Stated problem ▸
Give back all the data exactly, line by line.

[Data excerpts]
--- Begin ---

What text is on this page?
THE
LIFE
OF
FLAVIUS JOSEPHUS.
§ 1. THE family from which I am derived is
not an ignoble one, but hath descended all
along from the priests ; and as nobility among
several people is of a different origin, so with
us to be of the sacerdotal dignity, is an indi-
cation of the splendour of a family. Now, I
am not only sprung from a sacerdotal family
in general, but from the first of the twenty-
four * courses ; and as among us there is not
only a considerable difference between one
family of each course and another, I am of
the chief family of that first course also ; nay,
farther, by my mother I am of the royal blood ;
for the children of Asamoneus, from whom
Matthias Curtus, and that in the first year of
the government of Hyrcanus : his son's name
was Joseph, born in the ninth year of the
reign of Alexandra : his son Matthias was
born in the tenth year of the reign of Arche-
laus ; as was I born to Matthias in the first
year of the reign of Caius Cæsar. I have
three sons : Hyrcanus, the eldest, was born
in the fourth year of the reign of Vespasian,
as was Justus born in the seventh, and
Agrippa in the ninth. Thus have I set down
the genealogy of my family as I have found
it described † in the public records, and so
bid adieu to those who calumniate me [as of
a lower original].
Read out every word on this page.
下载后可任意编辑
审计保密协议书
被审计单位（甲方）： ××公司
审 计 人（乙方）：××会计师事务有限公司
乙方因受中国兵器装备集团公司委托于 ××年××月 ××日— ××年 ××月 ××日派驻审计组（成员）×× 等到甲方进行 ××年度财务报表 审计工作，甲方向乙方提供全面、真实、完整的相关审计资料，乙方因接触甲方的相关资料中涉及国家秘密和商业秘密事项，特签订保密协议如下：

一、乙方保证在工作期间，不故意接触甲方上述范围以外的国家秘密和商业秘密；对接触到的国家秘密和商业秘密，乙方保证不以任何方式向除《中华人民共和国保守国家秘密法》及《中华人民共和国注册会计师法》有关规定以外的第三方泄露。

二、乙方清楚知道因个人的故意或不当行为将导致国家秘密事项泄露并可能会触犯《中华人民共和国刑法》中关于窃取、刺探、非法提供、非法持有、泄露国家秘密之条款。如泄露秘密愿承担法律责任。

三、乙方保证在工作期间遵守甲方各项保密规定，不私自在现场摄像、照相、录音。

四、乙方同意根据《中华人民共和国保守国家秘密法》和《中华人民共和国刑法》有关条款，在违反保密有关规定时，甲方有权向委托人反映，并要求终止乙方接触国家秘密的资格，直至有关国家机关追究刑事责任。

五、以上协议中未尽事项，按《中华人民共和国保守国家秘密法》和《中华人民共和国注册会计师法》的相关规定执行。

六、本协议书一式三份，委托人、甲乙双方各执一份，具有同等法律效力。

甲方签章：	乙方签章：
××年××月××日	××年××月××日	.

--- End ---

Exercise answer ▸
What text is on this page?
THE
LIFE
OF
FLAVIUS JOSEPHUS.
§ 1. THE family from which I am derived is
not an ignoble one, but hath descended all
along from the priests ; and as nobility among
several people is of a different origin, so with
us to be of the sacerdotal dignity, is an indi-
cation of the splendour of a family. Now, I
am not only sprung from a sacerdotal family
in general, but from the first of the twenty-
four * courses ; and as among us there is not
only a considerable difference between one
family of each course and another, I am of
the chief family of that first course also ; nay,
farther, by my mother I am of the royal blood ;
for the children of Asamoneus, from whom
Matthias Curtus, and that in the first year of
the government of Hyrcanus : his son's name
was Joseph, born in the ninth year of the
reign of Alexandra : his son Matthias was
born in the tenth year of the reign of Arche-
laus ; as was I born to Matthias in the first
year of the reign of Caius Cæsar. I have
three sons : Hyrcanus, the eldest, was born
in the fourth year of the reign of Vespasian,
as was Justus born in the seventh, and
Agrippa in the ninth. Thus have I set down
the genealogy of my family as I have found
it described † in the public records, and so
bid adieu to those who calumniate me [as of
a lower original].
Read out every word on this page.
下载后可任意编辑
审计保密协议书
被审计单位（甲方）： ××公司
审 计 人（乙方）：××会计师事务有限公司
乙方因受中国兵器装备集团公司委托于 ××年××月 ××日— ××年 ××月 ××日派驻审计组（成员）×× 等到甲方进行 ××年度财务报表 审计工作，甲方向乙方提供全面、真实、完整的相关审计资料，乙方因接触甲方的相关资料中涉及国家秘密和商业秘密事项，特签订保密协议如下：

一、乙方保证在工作期间，不故意接触甲方上述范围以外的国家秘密和商业秘密；对接触到的国家秘密和商业秘密，乙方保证不以任何方式向除《中华人民共和国保守国家秘密法》及《中华人民共和国注册会计师法》有关规定以外的第三方泄露。

二、乙方清楚知道因个人的故意或不当行为将导致国家秘密事项泄露并可能会触犯《中华人民共和国刑法》中关于窃取、刺探、非法提供、非法持有、泄露国家秘密之条款。如泄露秘密愿承担法律责任。

三、乙方保证在工作期间遵守甲方各项保密规定，不私自在现场摄像、照相、录音。

四、乙方同意根据《中华人民共和国保守国家秘密法》和《中华人民共和国刑法》有关条款，在违反保密有关规定时，甲方有权向委托人反映，并要求终止乙方接触国家秘密的资格，直至有关国家机关追究刑事责任。

五、以上协议中未尽事项，按《中华人民共和国保守国家秘密法》和《中华人民共和国注册会计师法》的相关规定执行。

六、本协议书一式三份，委托人、甲乙双方各执一份，具有同等法律效力。

甲方签章：	乙方签章：
××年××月××日	××年××月××日	.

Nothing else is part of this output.